Exercise = Read the lines below and count those that have the word "주민등록". Respond with the number only.

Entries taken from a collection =
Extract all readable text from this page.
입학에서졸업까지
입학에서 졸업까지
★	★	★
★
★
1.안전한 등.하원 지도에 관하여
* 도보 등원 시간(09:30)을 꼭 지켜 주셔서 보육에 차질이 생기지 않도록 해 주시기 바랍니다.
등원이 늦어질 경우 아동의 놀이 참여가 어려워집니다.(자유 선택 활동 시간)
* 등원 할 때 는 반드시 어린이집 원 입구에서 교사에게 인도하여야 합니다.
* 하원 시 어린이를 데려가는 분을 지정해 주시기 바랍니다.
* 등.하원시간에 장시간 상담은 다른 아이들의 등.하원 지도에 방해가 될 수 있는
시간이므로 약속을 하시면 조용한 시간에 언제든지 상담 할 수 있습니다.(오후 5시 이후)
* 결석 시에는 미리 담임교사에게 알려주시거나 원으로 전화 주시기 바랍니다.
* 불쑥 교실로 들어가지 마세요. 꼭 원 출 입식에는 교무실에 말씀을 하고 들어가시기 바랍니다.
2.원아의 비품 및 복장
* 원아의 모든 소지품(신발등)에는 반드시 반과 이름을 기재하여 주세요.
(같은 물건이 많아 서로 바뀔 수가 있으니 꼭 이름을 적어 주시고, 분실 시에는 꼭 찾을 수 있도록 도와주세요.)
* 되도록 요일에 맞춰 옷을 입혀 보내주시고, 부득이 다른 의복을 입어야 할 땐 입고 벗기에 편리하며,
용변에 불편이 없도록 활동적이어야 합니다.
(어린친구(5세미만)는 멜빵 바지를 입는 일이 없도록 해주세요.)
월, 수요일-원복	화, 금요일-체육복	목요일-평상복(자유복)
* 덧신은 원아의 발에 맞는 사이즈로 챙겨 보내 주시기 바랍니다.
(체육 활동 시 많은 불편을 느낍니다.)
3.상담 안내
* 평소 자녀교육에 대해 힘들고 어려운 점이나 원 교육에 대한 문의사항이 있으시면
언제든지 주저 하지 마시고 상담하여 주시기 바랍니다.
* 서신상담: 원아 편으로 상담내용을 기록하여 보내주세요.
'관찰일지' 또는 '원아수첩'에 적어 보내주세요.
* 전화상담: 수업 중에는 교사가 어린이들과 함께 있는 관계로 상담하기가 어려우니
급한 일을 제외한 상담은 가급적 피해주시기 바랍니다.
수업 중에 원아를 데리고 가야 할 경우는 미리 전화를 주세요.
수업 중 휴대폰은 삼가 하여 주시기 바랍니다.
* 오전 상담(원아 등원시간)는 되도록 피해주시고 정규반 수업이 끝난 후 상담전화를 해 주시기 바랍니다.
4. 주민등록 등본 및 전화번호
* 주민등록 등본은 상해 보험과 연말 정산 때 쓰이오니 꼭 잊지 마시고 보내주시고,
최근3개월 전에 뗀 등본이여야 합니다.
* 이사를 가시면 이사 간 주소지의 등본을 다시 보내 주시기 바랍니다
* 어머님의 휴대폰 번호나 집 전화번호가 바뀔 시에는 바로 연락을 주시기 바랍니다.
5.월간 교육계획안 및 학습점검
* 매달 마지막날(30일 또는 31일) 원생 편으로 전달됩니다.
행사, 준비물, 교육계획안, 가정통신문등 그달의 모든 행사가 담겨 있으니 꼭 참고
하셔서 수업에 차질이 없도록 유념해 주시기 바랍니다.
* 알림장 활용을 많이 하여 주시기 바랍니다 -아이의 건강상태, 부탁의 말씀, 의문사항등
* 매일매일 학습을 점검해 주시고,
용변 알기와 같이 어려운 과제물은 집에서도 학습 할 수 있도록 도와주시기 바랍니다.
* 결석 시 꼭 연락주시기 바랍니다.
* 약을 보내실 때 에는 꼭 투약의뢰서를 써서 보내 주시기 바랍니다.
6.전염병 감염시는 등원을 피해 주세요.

...

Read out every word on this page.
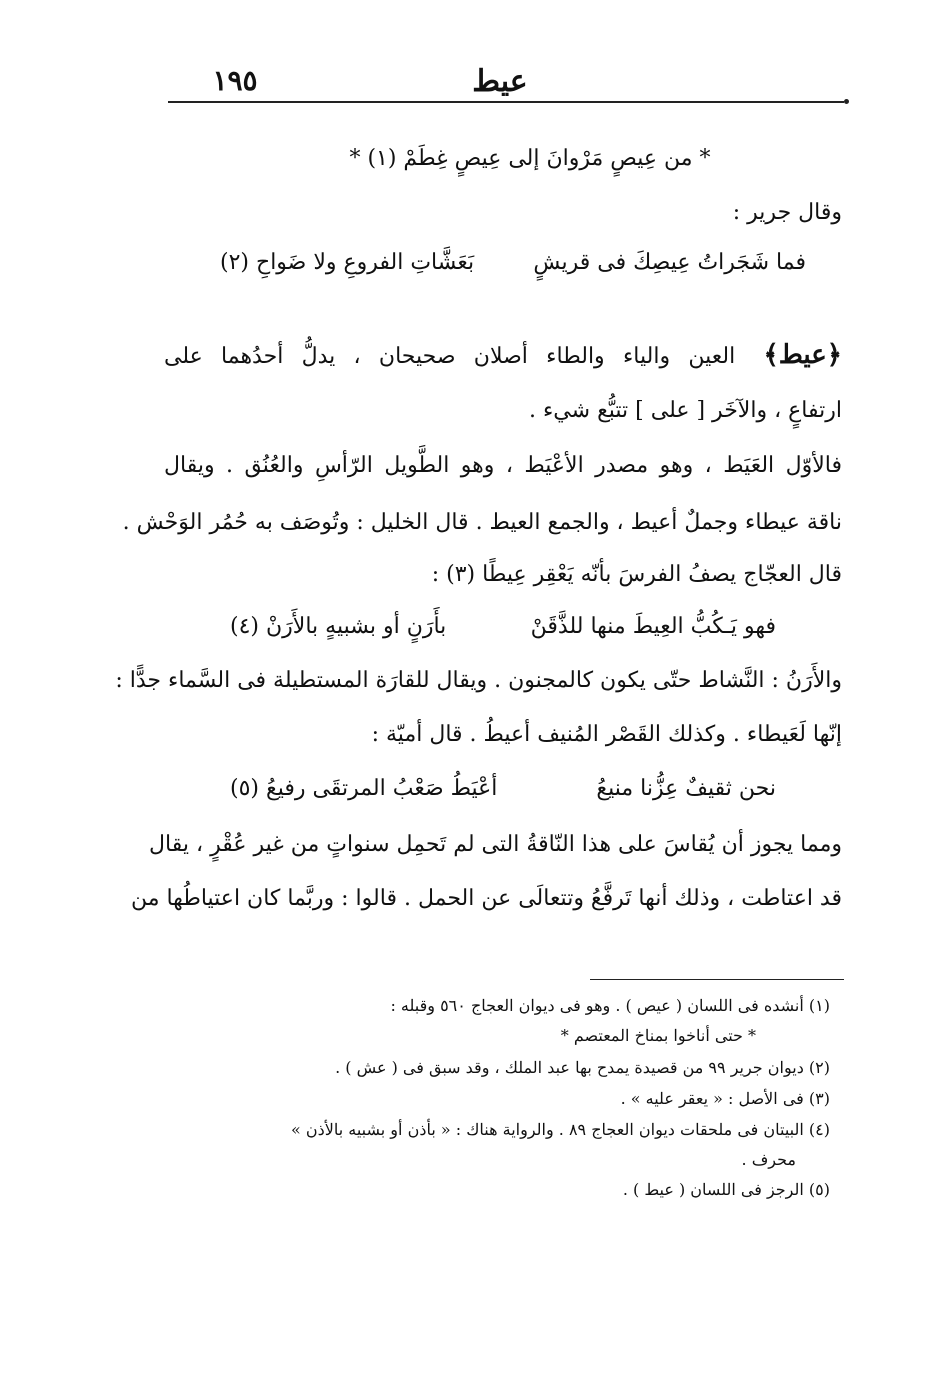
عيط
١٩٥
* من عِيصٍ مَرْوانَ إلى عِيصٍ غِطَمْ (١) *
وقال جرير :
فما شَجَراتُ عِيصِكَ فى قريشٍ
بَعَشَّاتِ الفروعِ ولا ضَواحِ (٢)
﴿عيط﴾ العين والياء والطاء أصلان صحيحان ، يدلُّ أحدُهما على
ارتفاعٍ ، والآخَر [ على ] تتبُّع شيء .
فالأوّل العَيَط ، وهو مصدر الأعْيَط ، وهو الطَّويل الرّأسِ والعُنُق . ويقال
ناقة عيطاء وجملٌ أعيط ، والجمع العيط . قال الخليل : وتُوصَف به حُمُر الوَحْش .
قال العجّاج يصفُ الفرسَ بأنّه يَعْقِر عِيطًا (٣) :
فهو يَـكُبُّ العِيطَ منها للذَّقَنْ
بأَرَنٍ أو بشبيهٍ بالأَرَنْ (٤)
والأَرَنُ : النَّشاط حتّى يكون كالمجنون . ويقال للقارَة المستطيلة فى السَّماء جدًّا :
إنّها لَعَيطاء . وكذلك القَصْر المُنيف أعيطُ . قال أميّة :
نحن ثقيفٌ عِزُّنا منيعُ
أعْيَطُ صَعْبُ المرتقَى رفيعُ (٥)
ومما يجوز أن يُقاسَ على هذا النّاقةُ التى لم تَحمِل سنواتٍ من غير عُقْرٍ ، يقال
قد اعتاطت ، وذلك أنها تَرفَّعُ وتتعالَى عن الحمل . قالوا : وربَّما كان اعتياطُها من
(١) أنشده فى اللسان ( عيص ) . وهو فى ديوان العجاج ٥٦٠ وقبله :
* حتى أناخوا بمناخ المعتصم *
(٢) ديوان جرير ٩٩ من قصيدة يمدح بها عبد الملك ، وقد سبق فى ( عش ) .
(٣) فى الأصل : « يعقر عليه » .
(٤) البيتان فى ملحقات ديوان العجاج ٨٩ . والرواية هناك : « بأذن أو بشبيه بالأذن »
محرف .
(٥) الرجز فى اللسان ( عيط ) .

Task answer = 2